* _Activity_: Copy out the whole listing exactly as given. Skip the pictures.

* _Task input_:
· · · ·
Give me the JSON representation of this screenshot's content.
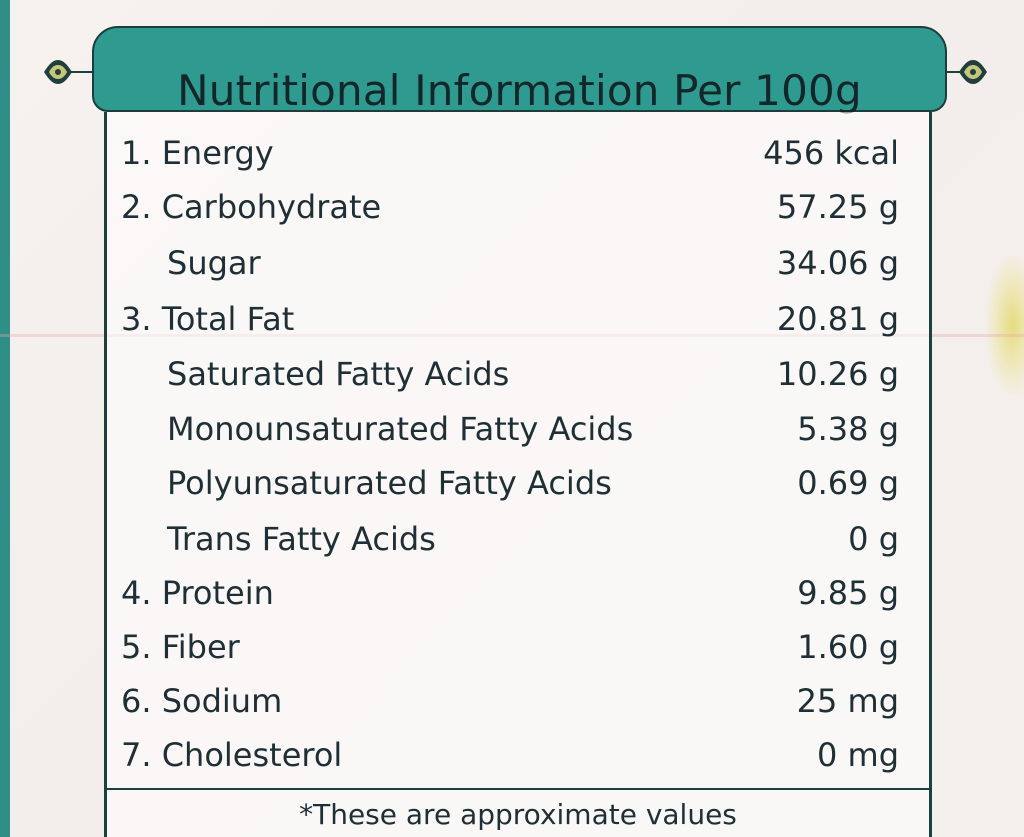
{
  "header": {
    "title": "Nutritional Information Per 100g"
  },
  "rows": [
    {
      "label": "1. Energy",
      "value": "456 kcal"
    },
    {
      "label": "2. Carbohydrate",
      "value": "57.25 g"
    },
    {
      "label": "Sugar",
      "value": "34.06 g"
    },
    {
      "label": "3. Total Fat",
      "value": "20.81 g"
    },
    {
      "label": "Saturated Fatty Acids",
      "value": "10.26 g"
    },
    {
      "label": "Monounsaturated Fatty Acids",
      "value": "5.38 g"
    },
    {
      "label": "Polyunsaturated Fatty Acids",
      "value": "0.69 g"
    },
    {
      "label": "Trans Fatty Acids",
      "value": "0 g"
    },
    {
      "label": "4. Protein",
      "value": "9.85 g"
    },
    {
      "label": "5. Fiber",
      "value": "1.60 g"
    },
    {
      "label": "6. Sodium",
      "value": "25 mg"
    },
    {
      "label": "7. Cholesterol",
      "value": "0 mg"
    }
  ],
  "footer": {
    "note": "*These are approximate values"
  },
  "colors": {
    "accent": "#2f9a8f",
    "border": "#1c3f40",
    "text": "#1f2f36",
    "background": "#f4f0ec"
  },
  "icons": {
    "left": "ornament-left-icon",
    "right": "ornament-right-icon"
  }
}
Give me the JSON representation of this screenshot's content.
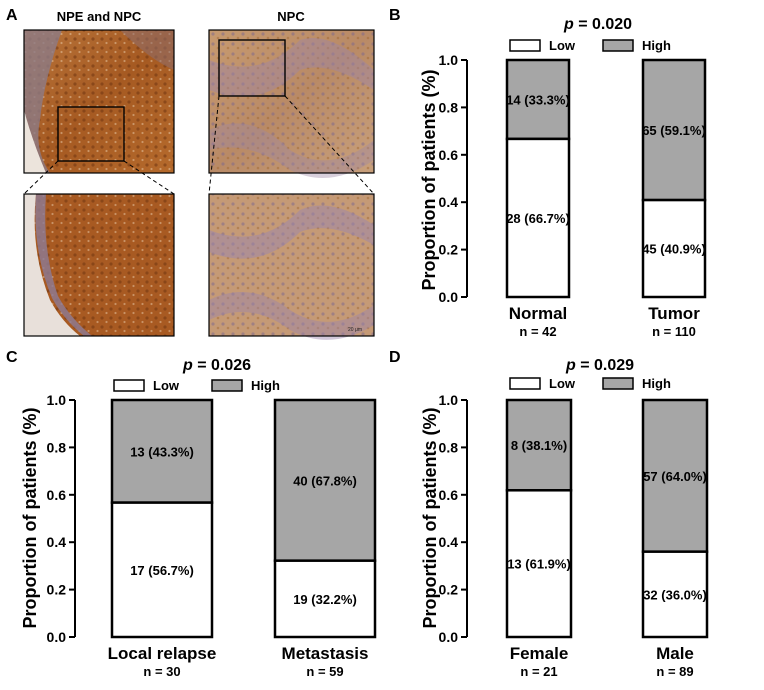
{
  "panel_a": {
    "letter": "A",
    "tl_title": "NPE and NPC",
    "tr_title": "NPC",
    "scale_bar": "20 μm"
  },
  "legend": {
    "low": "Low",
    "high": "High"
  },
  "tick_labels": [
    "0.0",
    "0.2",
    "0.4",
    "0.6",
    "0.8",
    "1.0"
  ],
  "colors": {
    "low": "#ffffff",
    "high": "#a6a6a6",
    "stroke": "#000000"
  },
  "chart_data": [
    {
      "panel": "B",
      "type": "bar",
      "stacked": true,
      "title": "p = 0.020",
      "title_prefix": "p",
      "title_value": "= 0.020",
      "ylabel": "Proportion of patients (%)",
      "ylim": [
        0,
        1.0
      ],
      "legend_position": "top",
      "categories": [
        "Normal",
        "Tumor"
      ],
      "n_labels": [
        "n = 42",
        "n = 110"
      ],
      "series": [
        {
          "name": "Low",
          "values": [
            0.667,
            0.409
          ],
          "labels": [
            "28 (66.7%)",
            "45 (40.9%)"
          ]
        },
        {
          "name": "High",
          "values": [
            0.333,
            0.591
          ],
          "labels": [
            "14 (33.3%)",
            "65 (59.1%)"
          ]
        }
      ]
    },
    {
      "panel": "C",
      "type": "bar",
      "stacked": true,
      "title": "p = 0.026",
      "title_prefix": "p",
      "title_value": "= 0.026",
      "ylabel": "Proportion of patients (%)",
      "ylim": [
        0,
        1.0
      ],
      "legend_position": "top",
      "categories": [
        "Local relapse",
        "Metastasis"
      ],
      "n_labels": [
        "n = 30",
        "n = 59"
      ],
      "series": [
        {
          "name": "Low",
          "values": [
            0.567,
            0.322
          ],
          "labels": [
            "17 (56.7%)",
            "19 (32.2%)"
          ]
        },
        {
          "name": "High",
          "values": [
            0.433,
            0.678
          ],
          "labels": [
            "13 (43.3%)",
            "40 (67.8%)"
          ]
        }
      ]
    },
    {
      "panel": "D",
      "type": "bar",
      "stacked": true,
      "title": "p = 0.029",
      "title_prefix": "p",
      "title_value": "= 0.029",
      "ylabel": "Proportion of patients (%)",
      "ylim": [
        0,
        1.0
      ],
      "legend_position": "top",
      "categories": [
        "Female",
        "Male"
      ],
      "n_labels": [
        "n = 21",
        "n = 89"
      ],
      "series": [
        {
          "name": "Low",
          "values": [
            0.619,
            0.36
          ],
          "labels": [
            "13 (61.9%)",
            "32 (36.0%)"
          ]
        },
        {
          "name": "High",
          "values": [
            0.381,
            0.64
          ],
          "labels": [
            "8 (38.1%)",
            "57 (64.0%)"
          ]
        }
      ]
    }
  ]
}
· · · ·
* _Solution to the exercise_:
Give me the JSON representation of this screenshot's content.
{
  "header": {
    "title": "Nutritional Information Per 100g"
  },
  "rows": [
    {
      "label": "1. Energy",
      "value": "456 kcal"
    },
    {
      "label": "2. Carbohydrate",
      "value": "57.25 g"
    },
    {
      "label": "Sugar",
      "value": "34.06 g"
    },
    {
      "label": "3. Total Fat",
      "value": "20.81 g"
    },
    {
      "label": "Saturated Fatty Acids",
      "value": "10.26 g"
    },
    {
      "label": "Monounsaturated Fatty Acids",
      "value": "5.38 g"
    },
    {
      "label": "Polyunsaturated Fatty Acids",
      "value": "0.69 g"
    },
    {
      "label": "Trans Fatty Acids",
      "value": "0 g"
    },
    {
      "label": "4. Protein",
      "value": "9.85 g"
    },
    {
      "label": "5. Fiber",
      "value": "1.60 g"
    },
    {
      "label": "6. Sodium",
      "value": "25 mg"
    },
    {
      "label": "7. Cholesterol",
      "value": "0 mg"
    }
  ],
  "footer": {
    "note": "*These are approximate values"
  },
  "colors": {
    "accent": "#2f9a8f",
    "border": "#1c3f40",
    "text": "#1f2f36",
    "background": "#f4f0ec"
  },
  "icons": {
    "left": "ornament-left-icon",
    "right": "ornament-right-icon"
  }
}
Give me the JSON representation of this screenshot's content.
{
  "panel_a": {
    "letter": "A",
    "tl_title": "NPE and NPC",
    "tr_title": "NPC",
    "scale_bar": "20 μm"
  },
  "legend": {
    "low": "Low",
    "high": "High"
  },
  "tick_labels": [
    "0.0",
    "0.2",
    "0.4",
    "0.6",
    "0.8",
    "1.0"
  ],
  "colors": {
    "low": "#ffffff",
    "high": "#a6a6a6",
    "stroke": "#000000"
  },
  "chart_data": [
    {
      "panel": "B",
      "type": "bar",
      "stacked": true,
      "title": "p = 0.020",
      "title_prefix": "p",
      "title_value": "= 0.020",
      "ylabel": "Proportion of patients (%)",
      "ylim": [
        0,
        1.0
      ],
      "legend_position": "top",
      "categories": [
        "Normal",
        "Tumor"
      ],
      "n_labels": [
        "n = 42",
        "n = 110"
      ],
      "series": [
        {
          "name": "Low",
          "values": [
            0.667,
            0.409
          ],
          "labels": [
            "28 (66.7%)",
            "45 (40.9%)"
          ]
        },
        {
          "name": "High",
          "values": [
            0.333,
            0.591
          ],
          "labels": [
            "14 (33.3%)",
            "65 (59.1%)"
          ]
        }
      ]
    },
    {
      "panel": "C",
      "type": "bar",
      "stacked": true,
      "title": "p = 0.026",
      "title_prefix": "p",
      "title_value": "= 0.026",
      "ylabel": "Proportion of patients (%)",
      "ylim": [
        0,
        1.0
      ],
      "legend_position": "top",
      "categories": [
        "Local relapse",
        "Metastasis"
      ],
      "n_labels": [
        "n = 30",
        "n = 59"
      ],
      "series": [
        {
          "name": "Low",
          "values": [
            0.567,
            0.322
          ],
          "labels": [
            "17 (56.7%)",
            "19 (32.2%)"
          ]
        },
        {
          "name": "High",
          "values": [
            0.433,
            0.678
          ],
          "labels": [
            "13 (43.3%)",
            "40 (67.8%)"
          ]
        }
      ]
    },
    {
      "panel": "D",
      "type": "bar",
      "stacked": true,
      "title": "p = 0.029",
      "title_prefix": "p",
      "title_value": "= 0.029",
      "ylabel": "Proportion of patients (%)",
      "ylim": [
        0,
        1.0
      ],
      "legend_position": "top",
      "categories": [
        "Female",
        "Male"
      ],
      "n_labels": [
        "n = 21",
        "n = 89"
      ],
      "series": [
        {
          "name": "Low",
          "values": [
            0.619,
            0.36
          ],
          "labels": [
            "13 (61.9%)",
            "32 (36.0%)"
          ]
        },
        {
          "name": "High",
          "values": [
            0.381,
            0.64
          ],
          "labels": [
            "8 (38.1%)",
            "57 (64.0%)"
          ]
        }
      ]
    }
  ]
}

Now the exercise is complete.